[Dataset entries]
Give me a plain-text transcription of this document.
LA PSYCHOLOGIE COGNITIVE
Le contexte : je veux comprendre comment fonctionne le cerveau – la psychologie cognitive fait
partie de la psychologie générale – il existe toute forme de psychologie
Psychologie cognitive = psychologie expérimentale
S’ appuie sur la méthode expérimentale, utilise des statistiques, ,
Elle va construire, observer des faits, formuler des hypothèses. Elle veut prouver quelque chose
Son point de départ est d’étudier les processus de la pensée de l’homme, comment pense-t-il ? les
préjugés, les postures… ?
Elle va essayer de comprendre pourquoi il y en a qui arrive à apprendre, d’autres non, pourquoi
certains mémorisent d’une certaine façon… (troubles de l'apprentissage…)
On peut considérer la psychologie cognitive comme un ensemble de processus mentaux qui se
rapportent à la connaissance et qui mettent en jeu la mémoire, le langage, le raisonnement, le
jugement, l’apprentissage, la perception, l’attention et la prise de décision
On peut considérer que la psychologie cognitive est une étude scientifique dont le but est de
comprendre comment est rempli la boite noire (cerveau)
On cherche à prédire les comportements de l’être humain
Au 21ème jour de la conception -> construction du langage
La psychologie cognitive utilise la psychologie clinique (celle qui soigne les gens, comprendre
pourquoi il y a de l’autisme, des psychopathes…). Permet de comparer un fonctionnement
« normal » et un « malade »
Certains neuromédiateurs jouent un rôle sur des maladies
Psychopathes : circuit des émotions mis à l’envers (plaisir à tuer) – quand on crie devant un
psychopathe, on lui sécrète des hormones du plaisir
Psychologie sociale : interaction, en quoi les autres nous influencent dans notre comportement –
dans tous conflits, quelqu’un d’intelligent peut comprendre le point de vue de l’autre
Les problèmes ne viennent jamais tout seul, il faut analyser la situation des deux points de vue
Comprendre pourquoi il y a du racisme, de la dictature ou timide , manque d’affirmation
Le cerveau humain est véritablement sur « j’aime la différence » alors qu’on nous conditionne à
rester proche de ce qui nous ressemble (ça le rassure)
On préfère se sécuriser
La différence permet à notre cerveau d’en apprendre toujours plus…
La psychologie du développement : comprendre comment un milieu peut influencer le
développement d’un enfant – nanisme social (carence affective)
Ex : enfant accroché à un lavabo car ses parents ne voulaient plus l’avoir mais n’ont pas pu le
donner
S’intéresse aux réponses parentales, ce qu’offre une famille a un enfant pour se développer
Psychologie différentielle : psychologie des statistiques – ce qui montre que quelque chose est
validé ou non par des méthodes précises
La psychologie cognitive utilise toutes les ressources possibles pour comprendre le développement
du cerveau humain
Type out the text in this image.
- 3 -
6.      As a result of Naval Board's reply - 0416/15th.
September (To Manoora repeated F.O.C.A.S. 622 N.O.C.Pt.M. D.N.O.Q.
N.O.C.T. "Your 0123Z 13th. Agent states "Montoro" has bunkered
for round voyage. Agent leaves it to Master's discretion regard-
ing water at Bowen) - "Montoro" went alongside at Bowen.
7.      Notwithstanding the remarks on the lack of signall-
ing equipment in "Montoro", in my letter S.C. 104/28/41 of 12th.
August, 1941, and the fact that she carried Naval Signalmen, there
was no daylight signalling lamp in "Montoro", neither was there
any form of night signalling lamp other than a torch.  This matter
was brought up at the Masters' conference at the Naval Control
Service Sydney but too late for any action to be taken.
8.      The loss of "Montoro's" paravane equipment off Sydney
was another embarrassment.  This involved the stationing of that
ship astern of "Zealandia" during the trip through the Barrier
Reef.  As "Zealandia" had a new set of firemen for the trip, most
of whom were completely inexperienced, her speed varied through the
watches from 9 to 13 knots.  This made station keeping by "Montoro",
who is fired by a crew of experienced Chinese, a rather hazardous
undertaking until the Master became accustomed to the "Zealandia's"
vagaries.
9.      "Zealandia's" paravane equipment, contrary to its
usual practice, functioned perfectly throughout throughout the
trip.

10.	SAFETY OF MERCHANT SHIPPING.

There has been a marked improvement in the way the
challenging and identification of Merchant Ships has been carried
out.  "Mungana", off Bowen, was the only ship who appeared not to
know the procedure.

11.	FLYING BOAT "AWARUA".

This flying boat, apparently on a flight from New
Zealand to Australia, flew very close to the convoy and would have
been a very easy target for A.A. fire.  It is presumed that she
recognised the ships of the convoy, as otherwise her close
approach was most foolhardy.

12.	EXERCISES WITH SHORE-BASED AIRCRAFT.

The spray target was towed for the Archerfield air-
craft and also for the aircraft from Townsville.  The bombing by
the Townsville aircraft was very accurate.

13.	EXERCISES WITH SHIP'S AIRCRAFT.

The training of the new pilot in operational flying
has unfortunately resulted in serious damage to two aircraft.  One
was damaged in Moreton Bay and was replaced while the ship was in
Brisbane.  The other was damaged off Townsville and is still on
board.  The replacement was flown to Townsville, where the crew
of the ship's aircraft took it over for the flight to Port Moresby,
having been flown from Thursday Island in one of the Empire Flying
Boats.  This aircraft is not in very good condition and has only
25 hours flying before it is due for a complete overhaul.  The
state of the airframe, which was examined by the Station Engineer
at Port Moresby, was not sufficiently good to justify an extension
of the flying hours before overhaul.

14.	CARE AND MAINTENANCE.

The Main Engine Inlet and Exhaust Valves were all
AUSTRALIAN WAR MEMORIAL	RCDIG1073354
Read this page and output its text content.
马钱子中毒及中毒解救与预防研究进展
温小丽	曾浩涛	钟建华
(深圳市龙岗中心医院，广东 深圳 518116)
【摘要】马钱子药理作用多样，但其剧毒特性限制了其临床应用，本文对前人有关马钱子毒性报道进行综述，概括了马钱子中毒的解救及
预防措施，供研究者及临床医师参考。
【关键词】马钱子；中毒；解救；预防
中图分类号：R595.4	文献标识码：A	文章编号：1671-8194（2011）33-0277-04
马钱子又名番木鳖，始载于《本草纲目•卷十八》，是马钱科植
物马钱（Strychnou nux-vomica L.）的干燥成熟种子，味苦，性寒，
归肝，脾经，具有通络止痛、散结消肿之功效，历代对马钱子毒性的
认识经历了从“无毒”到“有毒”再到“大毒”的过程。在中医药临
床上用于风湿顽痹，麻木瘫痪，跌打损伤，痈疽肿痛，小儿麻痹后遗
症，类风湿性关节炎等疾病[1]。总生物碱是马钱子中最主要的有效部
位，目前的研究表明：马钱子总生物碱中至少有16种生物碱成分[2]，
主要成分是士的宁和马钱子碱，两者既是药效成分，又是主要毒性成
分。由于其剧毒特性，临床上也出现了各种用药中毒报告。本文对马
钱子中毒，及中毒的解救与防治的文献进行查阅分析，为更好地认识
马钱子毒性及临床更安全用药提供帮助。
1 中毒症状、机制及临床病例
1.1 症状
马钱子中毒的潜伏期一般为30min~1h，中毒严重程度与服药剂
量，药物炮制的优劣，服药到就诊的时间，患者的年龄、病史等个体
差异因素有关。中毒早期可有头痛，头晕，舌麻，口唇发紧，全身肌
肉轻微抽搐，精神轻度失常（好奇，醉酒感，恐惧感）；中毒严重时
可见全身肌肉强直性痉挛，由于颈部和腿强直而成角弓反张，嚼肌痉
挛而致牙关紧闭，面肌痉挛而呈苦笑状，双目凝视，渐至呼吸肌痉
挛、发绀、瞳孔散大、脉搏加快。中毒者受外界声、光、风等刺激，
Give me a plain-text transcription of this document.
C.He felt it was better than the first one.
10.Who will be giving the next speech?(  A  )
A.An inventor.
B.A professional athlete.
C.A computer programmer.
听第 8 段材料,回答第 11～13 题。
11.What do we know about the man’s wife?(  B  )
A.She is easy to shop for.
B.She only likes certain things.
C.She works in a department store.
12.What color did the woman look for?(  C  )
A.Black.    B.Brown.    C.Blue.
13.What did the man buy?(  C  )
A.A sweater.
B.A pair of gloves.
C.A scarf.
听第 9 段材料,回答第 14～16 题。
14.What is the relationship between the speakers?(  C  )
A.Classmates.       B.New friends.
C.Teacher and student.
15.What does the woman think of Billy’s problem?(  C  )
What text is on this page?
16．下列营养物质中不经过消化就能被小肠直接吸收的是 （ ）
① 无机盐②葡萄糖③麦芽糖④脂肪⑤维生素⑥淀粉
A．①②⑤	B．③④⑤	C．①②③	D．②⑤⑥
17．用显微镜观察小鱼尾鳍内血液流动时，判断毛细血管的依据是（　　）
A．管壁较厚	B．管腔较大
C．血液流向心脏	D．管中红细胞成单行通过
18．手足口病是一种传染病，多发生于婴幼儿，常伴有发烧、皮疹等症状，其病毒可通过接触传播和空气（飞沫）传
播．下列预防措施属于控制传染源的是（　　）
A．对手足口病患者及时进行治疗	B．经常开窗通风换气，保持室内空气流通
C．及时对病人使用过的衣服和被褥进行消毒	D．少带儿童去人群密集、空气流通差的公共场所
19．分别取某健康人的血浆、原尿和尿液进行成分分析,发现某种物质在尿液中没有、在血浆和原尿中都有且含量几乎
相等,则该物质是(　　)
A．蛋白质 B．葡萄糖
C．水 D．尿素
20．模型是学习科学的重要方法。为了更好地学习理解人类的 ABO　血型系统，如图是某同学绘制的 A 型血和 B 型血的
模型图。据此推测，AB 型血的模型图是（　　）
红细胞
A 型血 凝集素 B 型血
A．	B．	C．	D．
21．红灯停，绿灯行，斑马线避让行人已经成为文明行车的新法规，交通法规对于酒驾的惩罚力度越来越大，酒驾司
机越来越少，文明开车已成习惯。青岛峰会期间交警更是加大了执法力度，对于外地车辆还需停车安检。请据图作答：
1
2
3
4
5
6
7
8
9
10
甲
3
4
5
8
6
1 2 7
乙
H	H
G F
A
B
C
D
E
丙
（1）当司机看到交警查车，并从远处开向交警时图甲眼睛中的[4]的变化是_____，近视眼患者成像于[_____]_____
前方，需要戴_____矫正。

Given request
Check each line of the records above for the word "paravane", then give the number of lines that have it, with no other words.

Response for this exercise
2